Images appear in the records below; leave them out and repeat everything else exactly.

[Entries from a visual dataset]

--- START ---

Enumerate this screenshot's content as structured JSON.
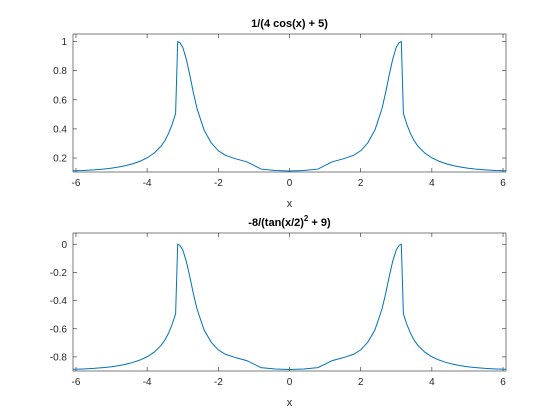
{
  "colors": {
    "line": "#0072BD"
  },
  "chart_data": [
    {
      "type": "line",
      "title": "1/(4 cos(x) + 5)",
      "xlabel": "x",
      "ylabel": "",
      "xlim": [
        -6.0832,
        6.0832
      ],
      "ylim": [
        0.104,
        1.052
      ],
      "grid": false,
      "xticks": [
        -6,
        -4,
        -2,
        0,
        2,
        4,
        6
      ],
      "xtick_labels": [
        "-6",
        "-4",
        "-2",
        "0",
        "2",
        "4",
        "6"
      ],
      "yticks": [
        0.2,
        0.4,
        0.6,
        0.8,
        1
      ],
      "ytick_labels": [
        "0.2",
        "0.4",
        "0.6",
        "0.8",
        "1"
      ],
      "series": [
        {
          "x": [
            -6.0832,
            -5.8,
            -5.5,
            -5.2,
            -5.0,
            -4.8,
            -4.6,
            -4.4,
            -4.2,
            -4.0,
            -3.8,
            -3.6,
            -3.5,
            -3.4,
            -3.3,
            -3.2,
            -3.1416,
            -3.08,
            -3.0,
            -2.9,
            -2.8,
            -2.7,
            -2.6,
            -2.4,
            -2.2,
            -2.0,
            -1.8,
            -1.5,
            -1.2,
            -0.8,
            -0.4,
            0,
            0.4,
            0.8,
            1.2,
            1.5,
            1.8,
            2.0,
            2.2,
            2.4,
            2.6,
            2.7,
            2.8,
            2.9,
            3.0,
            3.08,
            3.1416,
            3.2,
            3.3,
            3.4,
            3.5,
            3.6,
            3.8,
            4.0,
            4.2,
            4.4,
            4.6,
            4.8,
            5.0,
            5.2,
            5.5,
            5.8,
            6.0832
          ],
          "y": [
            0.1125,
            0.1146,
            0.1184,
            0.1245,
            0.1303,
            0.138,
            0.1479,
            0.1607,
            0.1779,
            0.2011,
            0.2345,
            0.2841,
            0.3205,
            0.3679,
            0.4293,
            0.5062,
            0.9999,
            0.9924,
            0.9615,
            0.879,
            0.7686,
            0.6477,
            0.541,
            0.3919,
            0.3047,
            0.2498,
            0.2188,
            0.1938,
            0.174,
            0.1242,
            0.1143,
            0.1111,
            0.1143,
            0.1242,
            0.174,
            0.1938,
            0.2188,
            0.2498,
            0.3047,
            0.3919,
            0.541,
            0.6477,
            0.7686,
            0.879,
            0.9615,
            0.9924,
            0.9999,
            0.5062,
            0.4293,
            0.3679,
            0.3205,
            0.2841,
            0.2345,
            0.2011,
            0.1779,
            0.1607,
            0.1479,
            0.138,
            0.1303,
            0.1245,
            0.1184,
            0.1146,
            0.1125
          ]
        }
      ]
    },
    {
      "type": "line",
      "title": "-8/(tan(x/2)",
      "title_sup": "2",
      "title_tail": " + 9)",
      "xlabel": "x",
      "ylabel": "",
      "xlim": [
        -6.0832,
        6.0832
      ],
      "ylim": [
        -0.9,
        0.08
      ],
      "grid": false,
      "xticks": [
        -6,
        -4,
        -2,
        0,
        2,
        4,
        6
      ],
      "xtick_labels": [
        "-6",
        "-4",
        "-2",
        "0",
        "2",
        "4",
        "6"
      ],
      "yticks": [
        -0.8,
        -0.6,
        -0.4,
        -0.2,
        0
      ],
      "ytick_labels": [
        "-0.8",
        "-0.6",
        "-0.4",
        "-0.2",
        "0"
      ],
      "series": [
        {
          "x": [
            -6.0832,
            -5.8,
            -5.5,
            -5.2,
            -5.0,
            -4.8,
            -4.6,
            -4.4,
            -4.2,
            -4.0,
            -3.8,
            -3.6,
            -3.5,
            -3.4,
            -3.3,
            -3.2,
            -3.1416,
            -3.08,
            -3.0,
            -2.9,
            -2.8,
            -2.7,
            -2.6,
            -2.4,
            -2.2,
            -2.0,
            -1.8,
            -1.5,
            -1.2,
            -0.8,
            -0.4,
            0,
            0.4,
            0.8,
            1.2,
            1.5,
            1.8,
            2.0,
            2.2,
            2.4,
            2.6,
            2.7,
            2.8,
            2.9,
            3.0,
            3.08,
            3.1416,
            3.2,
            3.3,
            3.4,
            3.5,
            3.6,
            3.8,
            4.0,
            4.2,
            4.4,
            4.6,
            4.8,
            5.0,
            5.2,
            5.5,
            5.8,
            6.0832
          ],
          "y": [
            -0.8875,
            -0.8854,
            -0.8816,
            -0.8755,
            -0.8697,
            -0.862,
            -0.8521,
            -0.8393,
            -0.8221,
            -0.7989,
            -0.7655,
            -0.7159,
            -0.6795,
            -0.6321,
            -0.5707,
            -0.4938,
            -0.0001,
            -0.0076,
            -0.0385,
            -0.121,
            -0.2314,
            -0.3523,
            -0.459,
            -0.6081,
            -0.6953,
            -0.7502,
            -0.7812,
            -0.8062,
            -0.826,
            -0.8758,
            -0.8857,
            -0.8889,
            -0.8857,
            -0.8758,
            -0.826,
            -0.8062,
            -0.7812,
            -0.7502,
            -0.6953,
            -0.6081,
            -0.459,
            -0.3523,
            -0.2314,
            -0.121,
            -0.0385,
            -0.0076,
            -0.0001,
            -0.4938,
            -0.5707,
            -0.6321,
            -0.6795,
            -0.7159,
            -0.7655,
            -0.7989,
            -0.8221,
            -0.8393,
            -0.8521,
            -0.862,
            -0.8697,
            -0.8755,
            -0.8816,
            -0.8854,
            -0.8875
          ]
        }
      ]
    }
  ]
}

--- END ---

== THE REPLY ==
Enumerate this screenshot's content as structured JSON.
{
  "colors": {
    "line": "#0072BD"
  },
  "chart_data": [
    {
      "type": "line",
      "title": "1/(4 cos(x) + 5)",
      "xlabel": "x",
      "ylabel": "",
      "xlim": [
        -6.0832,
        6.0832
      ],
      "ylim": [
        0.104,
        1.052
      ],
      "grid": false,
      "xticks": [
        -6,
        -4,
        -2,
        0,
        2,
        4,
        6
      ],
      "xtick_labels": [
        "-6",
        "-4",
        "-2",
        "0",
        "2",
        "4",
        "6"
      ],
      "yticks": [
        0.2,
        0.4,
        0.6,
        0.8,
        1
      ],
      "ytick_labels": [
        "0.2",
        "0.4",
        "0.6",
        "0.8",
        "1"
      ],
      "series": [
        {
          "x": [
            -6.0832,
            -5.8,
            -5.5,
            -5.2,
            -5.0,
            -4.8,
            -4.6,
            -4.4,
            -4.2,
            -4.0,
            -3.8,
            -3.6,
            -3.5,
            -3.4,
            -3.3,
            -3.2,
            -3.1416,
            -3.08,
            -3.0,
            -2.9,
            -2.8,
            -2.7,
            -2.6,
            -2.4,
            -2.2,
            -2.0,
            -1.8,
            -1.5,
            -1.2,
            -0.8,
            -0.4,
            0,
            0.4,
            0.8,
            1.2,
            1.5,
            1.8,
            2.0,
            2.2,
            2.4,
            2.6,
            2.7,
            2.8,
            2.9,
            3.0,
            3.08,
            3.1416,
            3.2,
            3.3,
            3.4,
            3.5,
            3.6,
            3.8,
            4.0,
            4.2,
            4.4,
            4.6,
            4.8,
            5.0,
            5.2,
            5.5,
            5.8,
            6.0832
          ],
          "y": [
            0.1125,
            0.1146,
            0.1184,
            0.1245,
            0.1303,
            0.138,
            0.1479,
            0.1607,
            0.1779,
            0.2011,
            0.2345,
            0.2841,
            0.3205,
            0.3679,
            0.4293,
            0.5062,
            0.9999,
            0.9924,
            0.9615,
            0.879,
            0.7686,
            0.6477,
            0.541,
            0.3919,
            0.3047,
            0.2498,
            0.2188,
            0.1938,
            0.174,
            0.1242,
            0.1143,
            0.1111,
            0.1143,
            0.1242,
            0.174,
            0.1938,
            0.2188,
            0.2498,
            0.3047,
            0.3919,
            0.541,
            0.6477,
            0.7686,
            0.879,
            0.9615,
            0.9924,
            0.9999,
            0.5062,
            0.4293,
            0.3679,
            0.3205,
            0.2841,
            0.2345,
            0.2011,
            0.1779,
            0.1607,
            0.1479,
            0.138,
            0.1303,
            0.1245,
            0.1184,
            0.1146,
            0.1125
          ]
        }
      ]
    },
    {
      "type": "line",
      "title": "-8/(tan(x/2)",
      "title_sup": "2",
      "title_tail": " + 9)",
      "xlabel": "x",
      "ylabel": "",
      "xlim": [
        -6.0832,
        6.0832
      ],
      "ylim": [
        -0.9,
        0.08
      ],
      "grid": false,
      "xticks": [
        -6,
        -4,
        -2,
        0,
        2,
        4,
        6
      ],
      "xtick_labels": [
        "-6",
        "-4",
        "-2",
        "0",
        "2",
        "4",
        "6"
      ],
      "yticks": [
        -0.8,
        -0.6,
        -0.4,
        -0.2,
        0
      ],
      "ytick_labels": [
        "-0.8",
        "-0.6",
        "-0.4",
        "-0.2",
        "0"
      ],
      "series": [
        {
          "x": [
            -6.0832,
            -5.8,
            -5.5,
            -5.2,
            -5.0,
            -4.8,
            -4.6,
            -4.4,
            -4.2,
            -4.0,
            -3.8,
            -3.6,
            -3.5,
            -3.4,
            -3.3,
            -3.2,
            -3.1416,
            -3.08,
            -3.0,
            -2.9,
            -2.8,
            -2.7,
            -2.6,
            -2.4,
            -2.2,
            -2.0,
            -1.8,
            -1.5,
            -1.2,
            -0.8,
            -0.4,
            0,
            0.4,
            0.8,
            1.2,
            1.5,
            1.8,
            2.0,
            2.2,
            2.4,
            2.6,
            2.7,
            2.8,
            2.9,
            3.0,
            3.08,
            3.1416,
            3.2,
            3.3,
            3.4,
            3.5,
            3.6,
            3.8,
            4.0,
            4.2,
            4.4,
            4.6,
            4.8,
            5.0,
            5.2,
            5.5,
            5.8,
            6.0832
          ],
          "y": [
            -0.8875,
            -0.8854,
            -0.8816,
            -0.8755,
            -0.8697,
            -0.862,
            -0.8521,
            -0.8393,
            -0.8221,
            -0.7989,
            -0.7655,
            -0.7159,
            -0.6795,
            -0.6321,
            -0.5707,
            -0.4938,
            -0.0001,
            -0.0076,
            -0.0385,
            -0.121,
            -0.2314,
            -0.3523,
            -0.459,
            -0.6081,
            -0.6953,
            -0.7502,
            -0.7812,
            -0.8062,
            -0.826,
            -0.8758,
            -0.8857,
            -0.8889,
            -0.8857,
            -0.8758,
            -0.826,
            -0.8062,
            -0.7812,
            -0.7502,
            -0.6953,
            -0.6081,
            -0.459,
            -0.3523,
            -0.2314,
            -0.121,
            -0.0385,
            -0.0076,
            -0.0001,
            -0.4938,
            -0.5707,
            -0.6321,
            -0.6795,
            -0.7159,
            -0.7655,
            -0.7989,
            -0.8221,
            -0.8393,
            -0.8521,
            -0.862,
            -0.8697,
            -0.8755,
            -0.8816,
            -0.8854,
            -0.8875
          ]
        }
      ]
    }
  ]
}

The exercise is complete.